Locate all lines in the data below that hold "have" and show them.

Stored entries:
+--

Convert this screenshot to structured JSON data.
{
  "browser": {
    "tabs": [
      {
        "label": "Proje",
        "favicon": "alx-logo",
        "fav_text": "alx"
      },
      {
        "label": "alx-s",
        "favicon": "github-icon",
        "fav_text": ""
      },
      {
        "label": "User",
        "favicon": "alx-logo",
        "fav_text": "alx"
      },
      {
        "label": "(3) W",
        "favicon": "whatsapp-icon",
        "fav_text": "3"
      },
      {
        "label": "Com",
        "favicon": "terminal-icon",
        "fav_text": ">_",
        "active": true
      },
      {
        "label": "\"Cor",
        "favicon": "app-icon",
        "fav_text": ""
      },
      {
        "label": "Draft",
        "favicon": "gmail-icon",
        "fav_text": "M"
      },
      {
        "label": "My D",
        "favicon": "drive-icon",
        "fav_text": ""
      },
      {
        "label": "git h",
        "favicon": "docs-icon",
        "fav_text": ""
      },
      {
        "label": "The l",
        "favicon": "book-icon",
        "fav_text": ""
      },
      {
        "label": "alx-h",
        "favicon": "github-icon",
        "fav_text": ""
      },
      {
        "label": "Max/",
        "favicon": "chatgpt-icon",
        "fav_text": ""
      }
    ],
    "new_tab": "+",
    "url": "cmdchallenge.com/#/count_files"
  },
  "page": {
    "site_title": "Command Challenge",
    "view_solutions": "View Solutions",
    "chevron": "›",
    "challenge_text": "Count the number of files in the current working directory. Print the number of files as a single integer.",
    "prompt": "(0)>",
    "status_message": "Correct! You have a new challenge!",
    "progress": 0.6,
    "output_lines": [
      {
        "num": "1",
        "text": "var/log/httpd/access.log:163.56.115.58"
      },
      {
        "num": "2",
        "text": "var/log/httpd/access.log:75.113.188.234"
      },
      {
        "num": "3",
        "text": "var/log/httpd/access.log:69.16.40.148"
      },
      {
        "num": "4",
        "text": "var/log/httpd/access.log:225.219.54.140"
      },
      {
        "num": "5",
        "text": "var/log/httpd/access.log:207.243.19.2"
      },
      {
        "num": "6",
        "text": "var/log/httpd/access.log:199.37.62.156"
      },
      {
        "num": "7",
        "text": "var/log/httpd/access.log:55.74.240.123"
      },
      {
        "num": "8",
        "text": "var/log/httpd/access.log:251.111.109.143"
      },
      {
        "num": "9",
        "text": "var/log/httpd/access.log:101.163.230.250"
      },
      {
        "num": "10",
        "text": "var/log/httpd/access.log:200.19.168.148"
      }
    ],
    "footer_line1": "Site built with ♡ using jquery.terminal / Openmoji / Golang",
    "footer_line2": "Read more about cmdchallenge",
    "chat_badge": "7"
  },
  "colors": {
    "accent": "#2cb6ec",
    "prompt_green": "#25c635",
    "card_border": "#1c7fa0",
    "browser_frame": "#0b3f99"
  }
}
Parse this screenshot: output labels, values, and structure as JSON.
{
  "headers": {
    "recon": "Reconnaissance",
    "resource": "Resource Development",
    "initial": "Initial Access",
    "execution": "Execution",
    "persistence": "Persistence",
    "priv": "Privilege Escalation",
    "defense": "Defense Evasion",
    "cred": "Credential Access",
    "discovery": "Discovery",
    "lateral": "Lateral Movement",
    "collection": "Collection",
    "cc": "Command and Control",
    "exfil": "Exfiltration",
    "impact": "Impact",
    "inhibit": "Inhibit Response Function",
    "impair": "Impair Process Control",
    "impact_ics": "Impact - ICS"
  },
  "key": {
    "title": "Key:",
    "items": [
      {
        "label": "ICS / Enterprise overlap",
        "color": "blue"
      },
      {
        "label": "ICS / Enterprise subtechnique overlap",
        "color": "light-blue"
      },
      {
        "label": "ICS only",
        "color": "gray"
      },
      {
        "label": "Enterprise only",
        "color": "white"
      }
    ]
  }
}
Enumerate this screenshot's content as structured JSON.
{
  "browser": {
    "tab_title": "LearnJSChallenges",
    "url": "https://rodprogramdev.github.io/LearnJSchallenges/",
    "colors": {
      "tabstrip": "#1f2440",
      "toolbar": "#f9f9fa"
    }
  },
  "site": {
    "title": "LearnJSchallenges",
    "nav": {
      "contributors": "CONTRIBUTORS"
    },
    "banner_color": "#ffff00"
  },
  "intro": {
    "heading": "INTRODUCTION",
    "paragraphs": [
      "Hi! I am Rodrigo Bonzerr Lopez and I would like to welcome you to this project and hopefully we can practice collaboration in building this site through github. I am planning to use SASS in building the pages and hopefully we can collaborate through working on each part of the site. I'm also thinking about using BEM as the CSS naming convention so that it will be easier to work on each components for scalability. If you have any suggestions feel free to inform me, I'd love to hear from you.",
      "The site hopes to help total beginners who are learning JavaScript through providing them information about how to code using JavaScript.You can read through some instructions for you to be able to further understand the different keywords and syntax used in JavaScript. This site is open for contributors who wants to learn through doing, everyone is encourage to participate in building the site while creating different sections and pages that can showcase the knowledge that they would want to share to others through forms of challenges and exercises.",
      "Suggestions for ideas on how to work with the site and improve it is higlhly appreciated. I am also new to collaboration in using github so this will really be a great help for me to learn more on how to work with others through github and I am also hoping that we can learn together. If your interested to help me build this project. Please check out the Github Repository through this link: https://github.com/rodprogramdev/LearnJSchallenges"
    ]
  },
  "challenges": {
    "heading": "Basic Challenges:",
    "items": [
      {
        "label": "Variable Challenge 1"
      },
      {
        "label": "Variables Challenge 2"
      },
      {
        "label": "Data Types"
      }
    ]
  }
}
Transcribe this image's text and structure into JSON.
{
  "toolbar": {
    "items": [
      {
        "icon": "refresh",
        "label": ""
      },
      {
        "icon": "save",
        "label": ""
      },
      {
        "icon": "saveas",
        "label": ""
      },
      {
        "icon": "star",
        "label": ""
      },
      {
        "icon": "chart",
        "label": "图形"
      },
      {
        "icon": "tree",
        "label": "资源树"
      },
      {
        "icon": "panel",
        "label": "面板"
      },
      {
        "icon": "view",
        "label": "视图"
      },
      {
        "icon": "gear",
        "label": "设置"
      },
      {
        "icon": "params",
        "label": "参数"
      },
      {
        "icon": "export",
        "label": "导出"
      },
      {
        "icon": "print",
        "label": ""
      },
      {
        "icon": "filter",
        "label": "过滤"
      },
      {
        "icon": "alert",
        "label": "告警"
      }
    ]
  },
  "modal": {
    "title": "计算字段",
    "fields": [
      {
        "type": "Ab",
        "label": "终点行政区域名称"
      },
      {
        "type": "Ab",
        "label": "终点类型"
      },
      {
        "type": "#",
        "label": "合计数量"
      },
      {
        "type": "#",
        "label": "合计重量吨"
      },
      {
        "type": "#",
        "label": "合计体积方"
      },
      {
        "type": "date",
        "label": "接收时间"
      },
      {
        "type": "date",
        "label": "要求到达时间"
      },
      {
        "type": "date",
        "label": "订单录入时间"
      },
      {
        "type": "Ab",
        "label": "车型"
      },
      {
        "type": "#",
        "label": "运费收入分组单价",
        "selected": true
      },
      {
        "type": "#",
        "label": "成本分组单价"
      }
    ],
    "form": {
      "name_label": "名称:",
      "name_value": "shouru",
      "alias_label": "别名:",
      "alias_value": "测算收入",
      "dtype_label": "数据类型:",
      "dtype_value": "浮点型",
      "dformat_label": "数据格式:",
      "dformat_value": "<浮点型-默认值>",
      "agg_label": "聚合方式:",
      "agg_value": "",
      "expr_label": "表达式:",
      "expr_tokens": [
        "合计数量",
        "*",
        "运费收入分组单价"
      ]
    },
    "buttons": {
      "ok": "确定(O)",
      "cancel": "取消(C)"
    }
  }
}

+--

**SOLUTION BELOW:**
    "status_message": "Correct! You have a new challenge!",
      "Hi! I am Rodrigo Bonzerr Lopez and I would like to welcome you to this project and hopefully we can practice collaboration in building this site through github. I am planning to use SASS in building the pages and hopefully we can collaborate through working on each part of the site. I'm also thinking about using BEM as the CSS naming convention so that it will be easier to work on each components for scalability. If you have any suggestions feel free to inform me, I'd love to hear from you.",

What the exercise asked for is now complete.